Work instructions
Return each line of the records holding the string "tickets".

Entries supplied
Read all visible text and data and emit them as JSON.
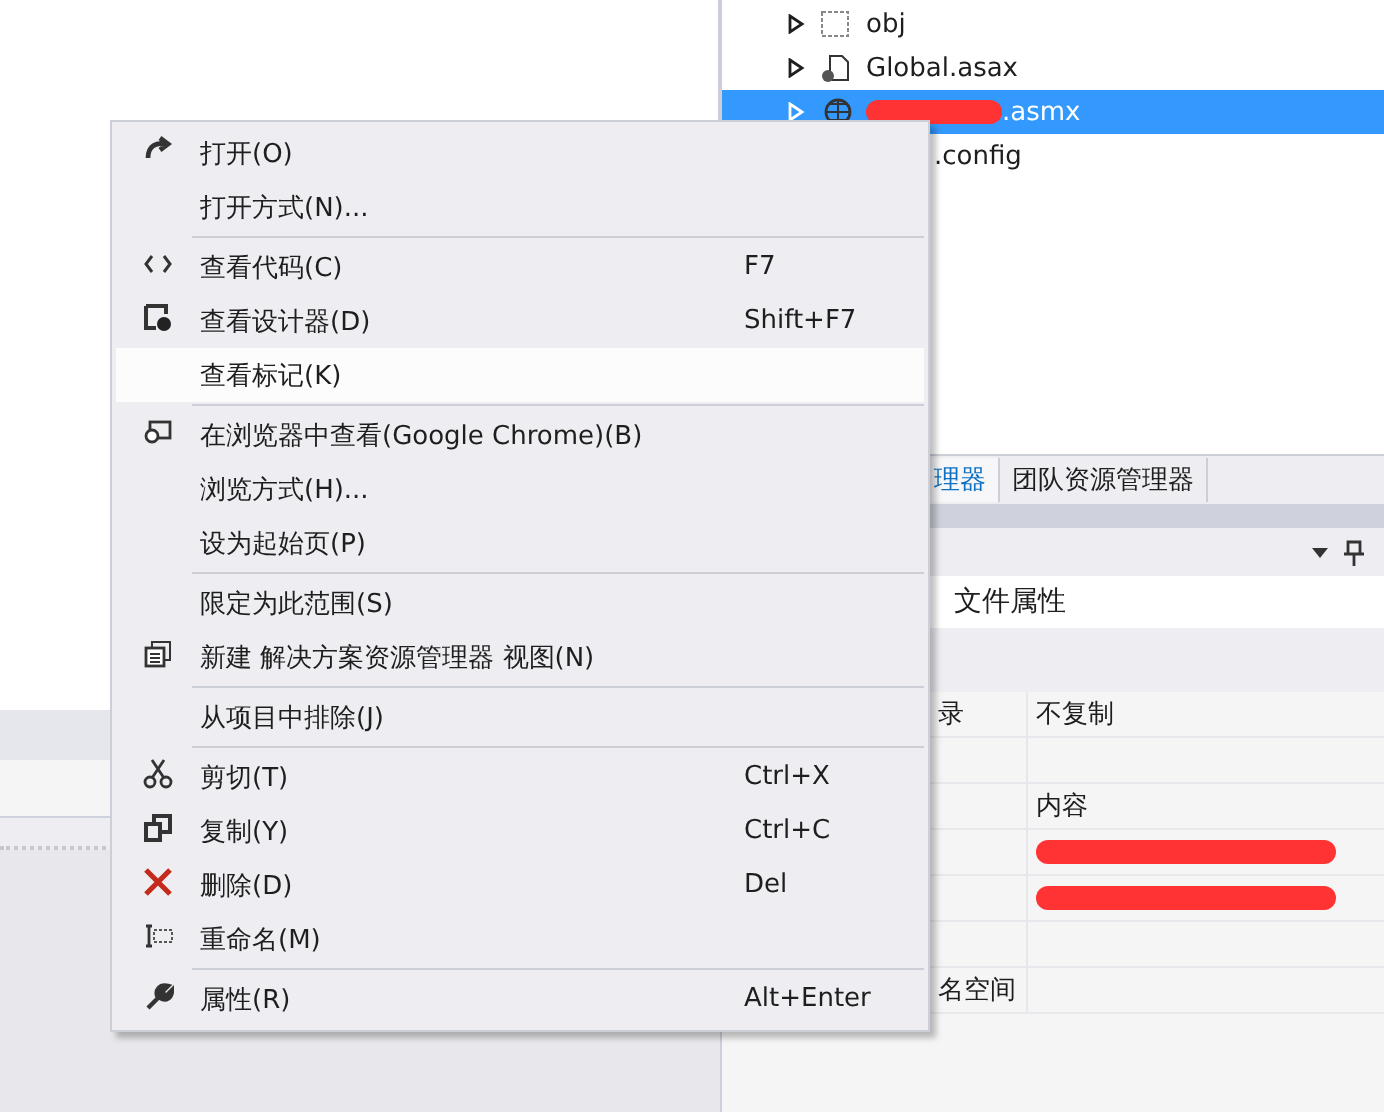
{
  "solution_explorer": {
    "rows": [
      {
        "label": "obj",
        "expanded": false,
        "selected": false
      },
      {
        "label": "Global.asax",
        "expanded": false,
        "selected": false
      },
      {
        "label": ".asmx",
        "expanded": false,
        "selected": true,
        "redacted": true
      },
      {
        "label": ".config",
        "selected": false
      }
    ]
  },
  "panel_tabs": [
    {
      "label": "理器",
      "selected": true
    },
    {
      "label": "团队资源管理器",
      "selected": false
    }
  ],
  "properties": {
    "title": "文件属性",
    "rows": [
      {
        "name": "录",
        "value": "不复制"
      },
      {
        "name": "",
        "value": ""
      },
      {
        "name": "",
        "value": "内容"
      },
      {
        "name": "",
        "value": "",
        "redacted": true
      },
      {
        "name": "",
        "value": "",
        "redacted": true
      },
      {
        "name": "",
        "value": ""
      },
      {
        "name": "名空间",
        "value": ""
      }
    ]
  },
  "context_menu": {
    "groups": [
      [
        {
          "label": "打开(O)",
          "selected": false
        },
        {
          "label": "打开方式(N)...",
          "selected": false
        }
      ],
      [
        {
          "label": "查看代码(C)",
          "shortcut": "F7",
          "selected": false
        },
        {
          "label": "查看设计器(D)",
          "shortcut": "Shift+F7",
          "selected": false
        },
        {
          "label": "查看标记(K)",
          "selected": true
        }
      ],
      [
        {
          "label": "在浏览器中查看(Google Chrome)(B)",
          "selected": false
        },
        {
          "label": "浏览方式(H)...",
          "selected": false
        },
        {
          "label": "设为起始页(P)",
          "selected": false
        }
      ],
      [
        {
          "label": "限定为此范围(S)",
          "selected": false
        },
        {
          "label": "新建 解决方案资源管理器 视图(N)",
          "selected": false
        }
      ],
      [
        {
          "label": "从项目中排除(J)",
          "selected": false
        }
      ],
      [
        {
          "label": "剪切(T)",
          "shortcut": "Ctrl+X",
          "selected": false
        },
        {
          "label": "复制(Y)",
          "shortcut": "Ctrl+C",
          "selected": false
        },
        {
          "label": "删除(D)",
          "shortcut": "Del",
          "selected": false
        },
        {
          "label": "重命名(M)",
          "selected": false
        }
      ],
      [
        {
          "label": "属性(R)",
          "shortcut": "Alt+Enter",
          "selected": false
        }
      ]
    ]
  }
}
...
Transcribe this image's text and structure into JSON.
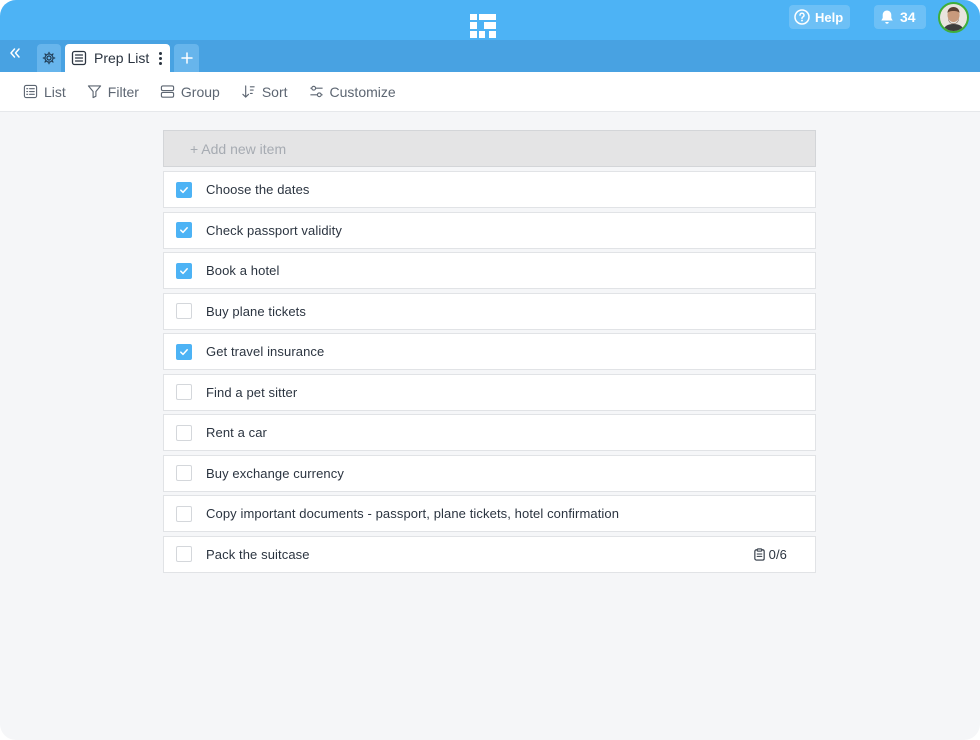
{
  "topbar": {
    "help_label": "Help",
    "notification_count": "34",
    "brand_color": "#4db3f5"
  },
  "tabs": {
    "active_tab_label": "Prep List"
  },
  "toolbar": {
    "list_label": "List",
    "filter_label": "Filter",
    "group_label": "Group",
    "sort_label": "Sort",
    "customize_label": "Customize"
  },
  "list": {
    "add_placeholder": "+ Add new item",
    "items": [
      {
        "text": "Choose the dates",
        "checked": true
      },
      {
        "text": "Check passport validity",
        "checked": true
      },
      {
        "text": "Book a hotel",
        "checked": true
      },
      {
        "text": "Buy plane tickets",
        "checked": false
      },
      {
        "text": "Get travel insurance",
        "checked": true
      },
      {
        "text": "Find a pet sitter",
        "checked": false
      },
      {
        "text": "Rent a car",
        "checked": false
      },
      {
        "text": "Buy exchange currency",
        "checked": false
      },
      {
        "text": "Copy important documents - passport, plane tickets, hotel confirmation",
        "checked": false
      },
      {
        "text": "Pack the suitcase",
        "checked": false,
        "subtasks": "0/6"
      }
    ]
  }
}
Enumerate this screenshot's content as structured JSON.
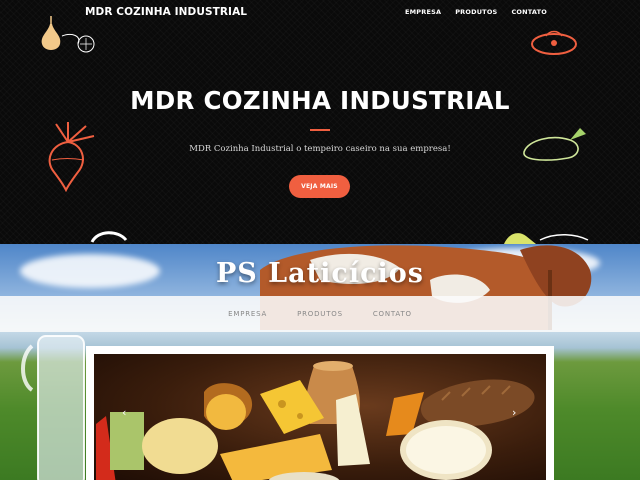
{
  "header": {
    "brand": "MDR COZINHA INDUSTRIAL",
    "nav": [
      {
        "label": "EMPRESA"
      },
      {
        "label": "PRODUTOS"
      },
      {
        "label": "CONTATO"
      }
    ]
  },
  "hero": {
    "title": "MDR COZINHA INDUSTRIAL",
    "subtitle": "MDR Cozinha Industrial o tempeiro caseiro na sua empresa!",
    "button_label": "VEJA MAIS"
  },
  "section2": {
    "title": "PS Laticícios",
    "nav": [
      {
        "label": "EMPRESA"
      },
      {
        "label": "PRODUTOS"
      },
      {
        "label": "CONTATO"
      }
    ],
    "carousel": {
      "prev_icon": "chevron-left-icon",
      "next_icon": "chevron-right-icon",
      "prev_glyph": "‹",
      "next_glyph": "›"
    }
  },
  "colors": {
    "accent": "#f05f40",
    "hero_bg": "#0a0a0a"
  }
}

Complete output
        "text": "Buy plane tickets",
        "text": "Copy important documents - passport, plane tickets, hotel confirmation",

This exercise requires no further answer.